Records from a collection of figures

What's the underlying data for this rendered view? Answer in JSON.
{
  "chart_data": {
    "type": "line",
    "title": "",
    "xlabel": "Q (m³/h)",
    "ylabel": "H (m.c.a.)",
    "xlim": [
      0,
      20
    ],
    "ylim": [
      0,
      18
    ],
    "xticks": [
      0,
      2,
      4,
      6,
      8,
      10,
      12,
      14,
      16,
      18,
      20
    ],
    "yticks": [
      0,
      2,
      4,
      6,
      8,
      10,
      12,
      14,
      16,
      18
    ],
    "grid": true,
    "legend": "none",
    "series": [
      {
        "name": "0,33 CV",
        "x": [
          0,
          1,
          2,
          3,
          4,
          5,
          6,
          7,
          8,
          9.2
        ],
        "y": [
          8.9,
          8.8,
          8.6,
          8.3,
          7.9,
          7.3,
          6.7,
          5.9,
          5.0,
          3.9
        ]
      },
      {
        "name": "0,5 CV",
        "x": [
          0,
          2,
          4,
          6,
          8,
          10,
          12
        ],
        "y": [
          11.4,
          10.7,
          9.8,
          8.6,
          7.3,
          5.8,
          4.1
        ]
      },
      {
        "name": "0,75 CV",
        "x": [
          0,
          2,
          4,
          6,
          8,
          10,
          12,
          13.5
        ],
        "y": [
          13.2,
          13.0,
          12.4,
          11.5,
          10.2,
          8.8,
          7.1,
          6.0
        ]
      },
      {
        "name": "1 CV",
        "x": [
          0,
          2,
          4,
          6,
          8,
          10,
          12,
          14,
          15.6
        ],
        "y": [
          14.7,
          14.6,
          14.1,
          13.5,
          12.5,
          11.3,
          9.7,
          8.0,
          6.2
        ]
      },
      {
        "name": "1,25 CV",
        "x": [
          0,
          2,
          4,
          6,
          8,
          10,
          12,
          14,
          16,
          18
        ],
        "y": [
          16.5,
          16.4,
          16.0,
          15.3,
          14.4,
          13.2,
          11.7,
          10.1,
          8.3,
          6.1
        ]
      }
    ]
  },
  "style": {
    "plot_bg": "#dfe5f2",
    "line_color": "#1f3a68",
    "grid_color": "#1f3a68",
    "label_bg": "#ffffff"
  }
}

• Required task: Which lines contain "name"? Copy each of them out.

• Task output:
        "name": "0,33 CV",
        "name": "0,5 CV",
        "name": "0,75 CV",
        "name": "1 CV",
        "name": "1,25 CV",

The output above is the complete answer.